__What is asked__
The records that follow must be repeated verbatim, every one of them.

__Given records__

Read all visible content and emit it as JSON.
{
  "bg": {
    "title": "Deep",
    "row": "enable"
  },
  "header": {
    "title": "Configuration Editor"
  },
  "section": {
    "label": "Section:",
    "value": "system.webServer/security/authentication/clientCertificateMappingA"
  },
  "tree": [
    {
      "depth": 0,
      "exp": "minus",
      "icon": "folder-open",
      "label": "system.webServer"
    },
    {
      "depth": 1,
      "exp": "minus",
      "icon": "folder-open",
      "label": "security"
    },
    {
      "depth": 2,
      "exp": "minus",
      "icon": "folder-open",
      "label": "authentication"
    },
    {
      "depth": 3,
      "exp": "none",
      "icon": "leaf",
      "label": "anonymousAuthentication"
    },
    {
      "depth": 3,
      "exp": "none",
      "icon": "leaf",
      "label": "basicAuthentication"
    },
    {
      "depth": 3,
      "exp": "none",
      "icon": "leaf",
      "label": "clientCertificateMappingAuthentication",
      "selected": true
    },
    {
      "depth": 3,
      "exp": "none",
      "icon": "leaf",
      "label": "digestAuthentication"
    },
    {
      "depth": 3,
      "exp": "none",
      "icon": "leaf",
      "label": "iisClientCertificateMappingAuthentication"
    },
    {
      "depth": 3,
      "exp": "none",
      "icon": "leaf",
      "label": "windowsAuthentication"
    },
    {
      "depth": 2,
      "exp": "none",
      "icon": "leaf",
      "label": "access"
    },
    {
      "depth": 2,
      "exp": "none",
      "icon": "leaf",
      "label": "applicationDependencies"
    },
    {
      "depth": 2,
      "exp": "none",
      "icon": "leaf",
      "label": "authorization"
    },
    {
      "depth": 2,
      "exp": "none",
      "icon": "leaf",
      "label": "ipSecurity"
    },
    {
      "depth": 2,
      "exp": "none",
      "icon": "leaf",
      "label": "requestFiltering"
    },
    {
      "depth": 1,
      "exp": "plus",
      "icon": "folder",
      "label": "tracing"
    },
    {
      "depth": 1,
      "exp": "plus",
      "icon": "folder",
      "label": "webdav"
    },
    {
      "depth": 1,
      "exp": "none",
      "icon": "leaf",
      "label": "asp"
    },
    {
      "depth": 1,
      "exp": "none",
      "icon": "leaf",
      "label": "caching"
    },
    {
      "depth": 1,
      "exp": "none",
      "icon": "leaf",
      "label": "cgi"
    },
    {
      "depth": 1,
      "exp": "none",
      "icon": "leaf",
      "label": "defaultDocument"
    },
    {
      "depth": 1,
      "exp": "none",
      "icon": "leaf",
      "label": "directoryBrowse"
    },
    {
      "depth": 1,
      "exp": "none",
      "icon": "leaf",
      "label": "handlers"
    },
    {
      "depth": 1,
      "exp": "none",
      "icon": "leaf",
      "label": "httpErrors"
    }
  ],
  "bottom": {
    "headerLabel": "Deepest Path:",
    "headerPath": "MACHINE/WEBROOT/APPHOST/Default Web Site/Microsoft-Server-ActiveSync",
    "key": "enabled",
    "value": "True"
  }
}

__Task output__
Read all visible content and emit it as JSON.
{
  "bg": {
    "title": "Deep",
    "row": "enable"
  },
  "header": {
    "title": "Configuration Editor"
  },
  "section": {
    "label": "Section:",
    "value": "system.webServer/security/authentication/clientCertificateMappingA"
  },
  "tree": [
    {
      "depth": 0,
      "exp": "minus",
      "icon": "folder-open",
      "label": "system.webServer"
    },
    {
      "depth": 1,
      "exp": "minus",
      "icon": "folder-open",
      "label": "security"
    },
    {
      "depth": 2,
      "exp": "minus",
      "icon": "folder-open",
      "label": "authentication"
    },
    {
      "depth": 3,
      "exp": "none",
      "icon": "leaf",
      "label": "anonymousAuthentication"
    },
    {
      "depth": 3,
      "exp": "none",
      "icon": "leaf",
      "label": "basicAuthentication"
    },
    {
      "depth": 3,
      "exp": "none",
      "icon": "leaf",
      "label": "clientCertificateMappingAuthentication",
      "selected": true
    },
    {
      "depth": 3,
      "exp": "none",
      "icon": "leaf",
      "label": "digestAuthentication"
    },
    {
      "depth": 3,
      "exp": "none",
      "icon": "leaf",
      "label": "iisClientCertificateMappingAuthentication"
    },
    {
      "depth": 3,
      "exp": "none",
      "icon": "leaf",
      "label": "windowsAuthentication"
    },
    {
      "depth": 2,
      "exp": "none",
      "icon": "leaf",
      "label": "access"
    },
    {
      "depth": 2,
      "exp": "none",
      "icon": "leaf",
      "label": "applicationDependencies"
    },
    {
      "depth": 2,
      "exp": "none",
      "icon": "leaf",
      "label": "authorization"
    },
    {
      "depth": 2,
      "exp": "none",
      "icon": "leaf",
      "label": "ipSecurity"
    },
    {
      "depth": 2,
      "exp": "none",
      "icon": "leaf",
      "label": "requestFiltering"
    },
    {
      "depth": 1,
      "exp": "plus",
      "icon": "folder",
      "label": "tracing"
    },
    {
      "depth": 1,
      "exp": "plus",
      "icon": "folder",
      "label": "webdav"
    },
    {
      "depth": 1,
      "exp": "none",
      "icon": "leaf",
      "label": "asp"
    },
    {
      "depth": 1,
      "exp": "none",
      "icon": "leaf",
      "label": "caching"
    },
    {
      "depth": 1,
      "exp": "none",
      "icon": "leaf",
      "label": "cgi"
    },
    {
      "depth": 1,
      "exp": "none",
      "icon": "leaf",
      "label": "defaultDocument"
    },
    {
      "depth": 1,
      "exp": "none",
      "icon": "leaf",
      "label": "directoryBrowse"
    },
    {
      "depth": 1,
      "exp": "none",
      "icon": "leaf",
      "label": "handlers"
    },
    {
      "depth": 1,
      "exp": "none",
      "icon": "leaf",
      "label": "httpErrors"
    }
  ],
  "bottom": {
    "headerLabel": "Deepest Path:",
    "headerPath": "MACHINE/WEBROOT/APPHOST/Default Web Site/Microsoft-Server-ActiveSync",
    "key": "enabled",
    "value": "True"
  }
}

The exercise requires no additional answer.